# What to work on
Please reproduce every record, keeping each one exactly as written.

───── Data shown

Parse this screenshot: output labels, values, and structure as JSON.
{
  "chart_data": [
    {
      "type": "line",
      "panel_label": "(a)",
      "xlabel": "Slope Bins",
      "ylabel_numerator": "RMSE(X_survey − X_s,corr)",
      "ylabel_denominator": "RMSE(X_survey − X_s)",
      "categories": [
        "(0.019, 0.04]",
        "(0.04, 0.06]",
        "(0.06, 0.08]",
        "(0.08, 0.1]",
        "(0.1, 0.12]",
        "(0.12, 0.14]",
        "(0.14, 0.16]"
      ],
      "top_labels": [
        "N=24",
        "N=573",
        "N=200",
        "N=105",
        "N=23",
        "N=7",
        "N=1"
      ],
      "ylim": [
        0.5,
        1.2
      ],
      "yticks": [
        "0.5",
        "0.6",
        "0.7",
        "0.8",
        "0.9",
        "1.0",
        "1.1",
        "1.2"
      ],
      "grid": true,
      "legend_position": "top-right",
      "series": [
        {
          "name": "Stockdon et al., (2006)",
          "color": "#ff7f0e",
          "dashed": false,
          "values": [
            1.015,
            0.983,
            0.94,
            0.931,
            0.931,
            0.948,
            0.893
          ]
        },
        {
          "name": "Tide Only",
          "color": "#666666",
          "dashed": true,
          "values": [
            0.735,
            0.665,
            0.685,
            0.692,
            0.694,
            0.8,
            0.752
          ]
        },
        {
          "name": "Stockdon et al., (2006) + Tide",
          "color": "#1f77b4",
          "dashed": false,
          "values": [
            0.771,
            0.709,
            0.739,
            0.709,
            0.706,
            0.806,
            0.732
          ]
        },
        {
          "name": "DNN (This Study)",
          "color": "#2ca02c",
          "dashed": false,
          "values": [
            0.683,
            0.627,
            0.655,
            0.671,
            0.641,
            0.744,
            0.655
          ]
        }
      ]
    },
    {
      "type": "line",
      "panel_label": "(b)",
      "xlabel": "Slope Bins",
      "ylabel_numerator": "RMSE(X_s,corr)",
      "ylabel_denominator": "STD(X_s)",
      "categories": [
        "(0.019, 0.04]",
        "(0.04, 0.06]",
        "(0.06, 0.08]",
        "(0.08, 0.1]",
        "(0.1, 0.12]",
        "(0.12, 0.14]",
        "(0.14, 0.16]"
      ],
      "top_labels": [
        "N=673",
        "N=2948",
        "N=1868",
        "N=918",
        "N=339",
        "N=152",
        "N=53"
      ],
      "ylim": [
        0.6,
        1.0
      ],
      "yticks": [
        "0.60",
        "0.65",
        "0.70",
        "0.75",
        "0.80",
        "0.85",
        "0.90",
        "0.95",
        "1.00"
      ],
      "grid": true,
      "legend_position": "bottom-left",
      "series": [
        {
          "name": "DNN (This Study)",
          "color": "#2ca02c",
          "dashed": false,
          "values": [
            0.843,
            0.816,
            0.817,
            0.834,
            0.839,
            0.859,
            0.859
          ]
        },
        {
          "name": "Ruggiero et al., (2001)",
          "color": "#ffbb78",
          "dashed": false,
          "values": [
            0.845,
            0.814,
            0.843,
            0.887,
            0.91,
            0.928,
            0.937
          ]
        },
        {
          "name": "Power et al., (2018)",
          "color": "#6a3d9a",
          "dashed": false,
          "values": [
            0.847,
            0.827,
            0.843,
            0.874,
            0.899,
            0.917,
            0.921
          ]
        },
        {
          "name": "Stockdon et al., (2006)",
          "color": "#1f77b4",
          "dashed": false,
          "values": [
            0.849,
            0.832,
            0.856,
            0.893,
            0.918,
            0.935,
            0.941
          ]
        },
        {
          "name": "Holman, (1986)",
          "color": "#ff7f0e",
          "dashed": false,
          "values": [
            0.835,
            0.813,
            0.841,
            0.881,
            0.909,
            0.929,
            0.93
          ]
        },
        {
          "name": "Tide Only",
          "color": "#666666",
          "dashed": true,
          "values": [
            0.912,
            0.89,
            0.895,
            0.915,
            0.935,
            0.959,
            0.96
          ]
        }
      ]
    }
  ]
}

──────────

# In response
Parse this screenshot: output labels, values, and structure as JSON.
{
  "chart_data": [
    {
      "type": "line",
      "panel_label": "(a)",
      "xlabel": "Slope Bins",
      "ylabel_numerator": "RMSE(X_survey − X_s,corr)",
      "ylabel_denominator": "RMSE(X_survey − X_s)",
      "categories": [
        "(0.019, 0.04]",
        "(0.04, 0.06]",
        "(0.06, 0.08]",
        "(0.08, 0.1]",
        "(0.1, 0.12]",
        "(0.12, 0.14]",
        "(0.14, 0.16]"
      ],
      "top_labels": [
        "N=24",
        "N=573",
        "N=200",
        "N=105",
        "N=23",
        "N=7",
        "N=1"
      ],
      "ylim": [
        0.5,
        1.2
      ],
      "yticks": [
        "0.5",
        "0.6",
        "0.7",
        "0.8",
        "0.9",
        "1.0",
        "1.1",
        "1.2"
      ],
      "grid": true,
      "legend_position": "top-right",
      "series": [
        {
          "name": "Stockdon et al., (2006)",
          "color": "#ff7f0e",
          "dashed": false,
          "values": [
            1.015,
            0.983,
            0.94,
            0.931,
            0.931,
            0.948,
            0.893
          ]
        },
        {
          "name": "Tide Only",
          "color": "#666666",
          "dashed": true,
          "values": [
            0.735,
            0.665,
            0.685,
            0.692,
            0.694,
            0.8,
            0.752
          ]
        },
        {
          "name": "Stockdon et al., (2006) + Tide",
          "color": "#1f77b4",
          "dashed": false,
          "values": [
            0.771,
            0.709,
            0.739,
            0.709,
            0.706,
            0.806,
            0.732
          ]
        },
        {
          "name": "DNN (This Study)",
          "color": "#2ca02c",
          "dashed": false,
          "values": [
            0.683,
            0.627,
            0.655,
            0.671,
            0.641,
            0.744,
            0.655
          ]
        }
      ]
    },
    {
      "type": "line",
      "panel_label": "(b)",
      "xlabel": "Slope Bins",
      "ylabel_numerator": "RMSE(X_s,corr)",
      "ylabel_denominator": "STD(X_s)",
      "categories": [
        "(0.019, 0.04]",
        "(0.04, 0.06]",
        "(0.06, 0.08]",
        "(0.08, 0.1]",
        "(0.1, 0.12]",
        "(0.12, 0.14]",
        "(0.14, 0.16]"
      ],
      "top_labels": [
        "N=673",
        "N=2948",
        "N=1868",
        "N=918",
        "N=339",
        "N=152",
        "N=53"
      ],
      "ylim": [
        0.6,
        1.0
      ],
      "yticks": [
        "0.60",
        "0.65",
        "0.70",
        "0.75",
        "0.80",
        "0.85",
        "0.90",
        "0.95",
        "1.00"
      ],
      "grid": true,
      "legend_position": "bottom-left",
      "series": [
        {
          "name": "DNN (This Study)",
          "color": "#2ca02c",
          "dashed": false,
          "values": [
            0.843,
            0.816,
            0.817,
            0.834,
            0.839,
            0.859,
            0.859
          ]
        },
        {
          "name": "Ruggiero et al., (2001)",
          "color": "#ffbb78",
          "dashed": false,
          "values": [
            0.845,
            0.814,
            0.843,
            0.887,
            0.91,
            0.928,
            0.937
          ]
        },
        {
          "name": "Power et al., (2018)",
          "color": "#6a3d9a",
          "dashed": false,
          "values": [
            0.847,
            0.827,
            0.843,
            0.874,
            0.899,
            0.917,
            0.921
          ]
        },
        {
          "name": "Stockdon et al., (2006)",
          "color": "#1f77b4",
          "dashed": false,
          "values": [
            0.849,
            0.832,
            0.856,
            0.893,
            0.918,
            0.935,
            0.941
          ]
        },
        {
          "name": "Holman, (1986)",
          "color": "#ff7f0e",
          "dashed": false,
          "values": [
            0.835,
            0.813,
            0.841,
            0.881,
            0.909,
            0.929,
            0.93
          ]
        },
        {
          "name": "Tide Only",
          "color": "#666666",
          "dashed": true,
          "values": [
            0.912,
            0.89,
            0.895,
            0.915,
            0.935,
            0.959,
            0.96
          ]
        }
      ]
    }
  ]
}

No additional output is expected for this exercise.